Text extract:
The other two basses were created in the Gretsch Custom Shop under the direction of Stephen Stern. Based on a 1955 configuration, they have pickups in the neck and middle positions, Cadillac tailpiece, vertical logo, Falcon inlays, gold parts, sparkle binding, Penguin armrest, comfort pad, and the company’s modern sound hole, which is slightly smaller – and posed a specific challenge.

“We couldn’t slip the electronics through them,” Stern said. “We also didn’t want to route channels or drill holes through the center block to pass the pots and switch through. So, we had to route two access holes in the back.”

The back of the Smoke Green models shows the darker finish and “comfort pad.” Back of bass: Gretsch Custom Shop/FMIC.

The finish on the second is an off-white with relic’d touches, while the third is in two-tone Smoke Green, “Like Brian Jones’ Gretsch Double Anniversary,” Petersson enthused. “I always loved that color with the darker sides and back.”

All three instruments are made using laminate-maple bodies, quartersawn maple necks, and ebony fretboards. Petersson used the Smoke Green bass in recent television appearances on CMT’s “Crossroads” and the “Today Show” in New York, when the band was there for the ceremony to mark their induction to the Rock and Roll Hall of Fame.

Directions:
1: Condense the paragraph beginning "All three instruments are made" from the passage on the Gretsch basses into a short bulleted list that keeps its main facts.
2: Pick up the passage on the Gretsch basses after its final sentence and continue it.
The lines that come after this passage on the Gretsch basses have no connection to it.

Provided material:
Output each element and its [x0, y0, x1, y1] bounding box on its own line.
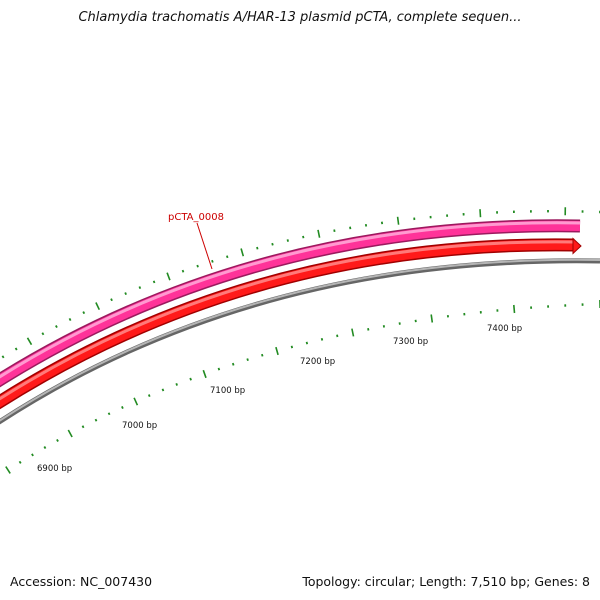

Replies:
1:
- All three basses have laminate-maple bodies, quartersawn maple necks, and ebony fretboards.
- Petersson played the Smoke Green bass on recent TV appearances: CMT's "Crossroads" and the "Today Show" in New York.
- The band was in New York for the ceremony marking their induction into the Rock and Roll Hall of Fame.

2:
“When Tom approached us, we had only made one other bass – a four-string White Falcon for Andy Babiuk, of the Empty Hearts band,” Stern noted. “It was his idea to make the changes to number two and three. He thought it would spruce up the look, and I agree.”

The headstocks were lengthened to accommodate two sets of four Gotoh guitar tuners and one set of Gotoh bass tuners, while the pickups were custom made by Maricela Juarez in the Seymour Duncan Custom Shop.

Petersson and the luthiers at Gretsch are all suitably proud of the collaboration.

“Tom is great and I had a feeling it would be a fun project,” Fleming said.

Stern shares that enthusiasm and adds, “It’s fair to say Tom’s basses are the most contradictory instruments we’ve ever made in the Gretsch Custom Shop.”